REQUEST:
Write out all lines holding the word "Trotter".

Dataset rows

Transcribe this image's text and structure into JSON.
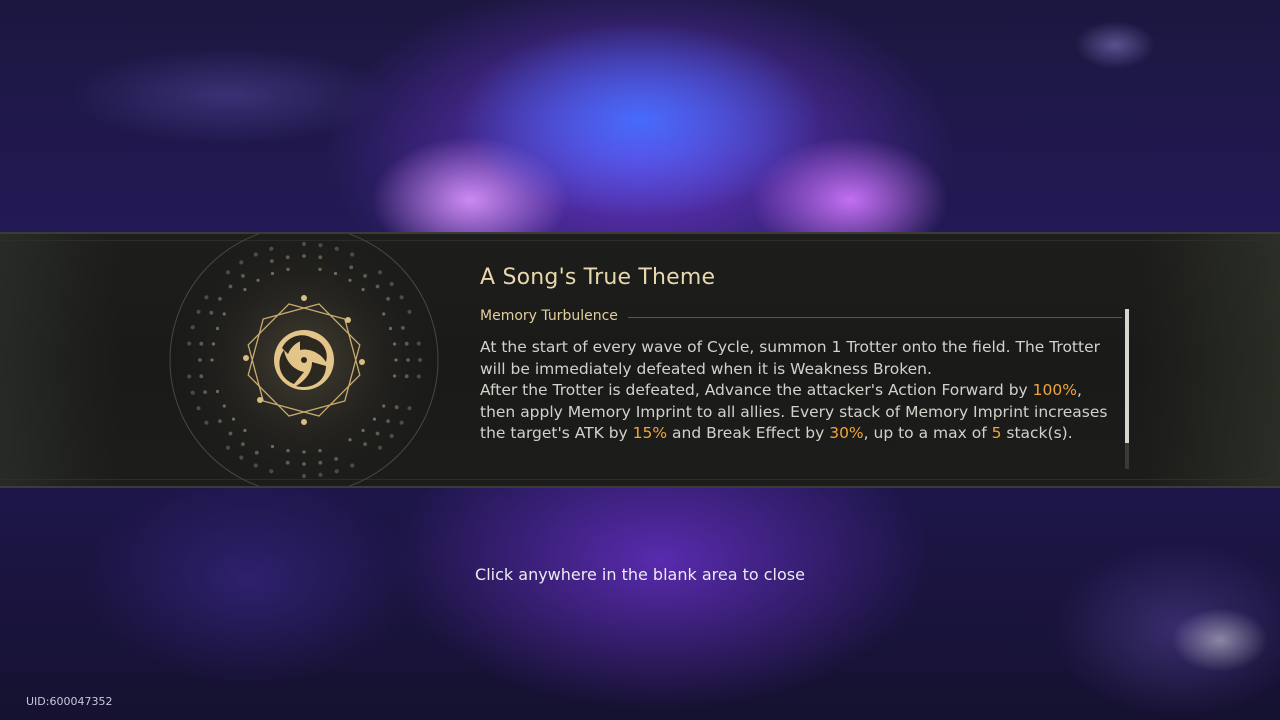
{
  "event": {
    "title": "A Song's True Theme",
    "subtitle": "Memory Turbulence",
    "icon": "swirl-emblem-icon"
  },
  "description": {
    "line1": "At the start of every wave of Cycle, summon 1 Trotter onto the field. The Trotter will be immediately defeated when it is Weakness Broken.",
    "line2_a": "After the Trotter is defeated, Advance the attacker's Action Forward by ",
    "line2_val": "100%",
    "line2_b": ", then apply Memory Imprint to all allies. Every stack of Memory Imprint increases the target's ATK by ",
    "line2_atk": "15%",
    "line2_c": " and Break Effect by ",
    "line2_break": "30%",
    "line2_d": ", up to a max of ",
    "line2_max": "5",
    "line2_e": " stack(s)."
  },
  "scroll": {
    "position": 0.0,
    "visible_fraction": 0.84
  },
  "close_hint": "Click anywhere in the blank area to close",
  "uid": "UID:600047352",
  "colors": {
    "title": "#e9d8ad",
    "highlight": "#f0a53b",
    "banner": "#1c1c1a",
    "text": "#d3d1c9"
  }
}
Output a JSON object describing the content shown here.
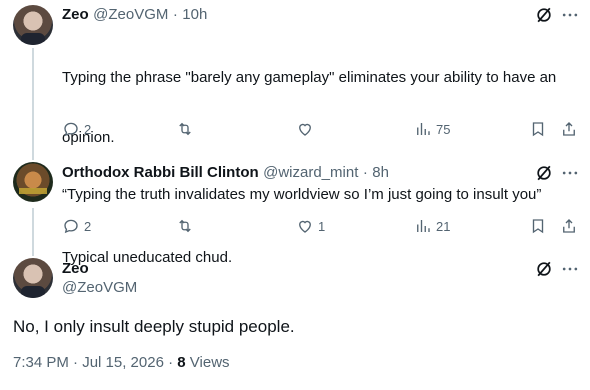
{
  "tweets": [
    {
      "name": "Zeo",
      "handle": "@ZeoVGM",
      "time": "10h",
      "text_line1": "Typing the phrase \"barely any gameplay\" eliminates your ability to have an",
      "text_line2": "opinion.",
      "text_line3": "Typical uneducated chud.",
      "replies": "2",
      "retweets": "",
      "likes": "",
      "views": "75"
    },
    {
      "name": "Orthodox Rabbi Bill Clinton",
      "handle": "@wizard_mint",
      "time": "8h",
      "text": "“Typing the truth invalidates my worldview so I’m just going to insult you”",
      "replies": "2",
      "retweets": "",
      "likes": "1",
      "views": "21"
    }
  ],
  "main_tweet": {
    "name": "Zeo",
    "handle": "@ZeoVGM",
    "text": "No, I only insult deeply stupid people.",
    "timestamp": "7:34 PM · Jul 15, 2026 ·",
    "views_count": "8",
    "views_label": "Views"
  },
  "separator": "·",
  "icons": [
    "grok-icon",
    "more-icon",
    "reply-icon",
    "retweet-icon",
    "like-icon",
    "views-icon",
    "bookmark-icon",
    "share-icon"
  ]
}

OUTPUT:
    "line1": "At the start of every wave of Cycle, summon 1 Trotter onto the field. The Trotter will be immediately defeated when it is Weakness Broken.",
    "line2_a": "After the Trotter is defeated, Advance the attacker's Action Forward by ",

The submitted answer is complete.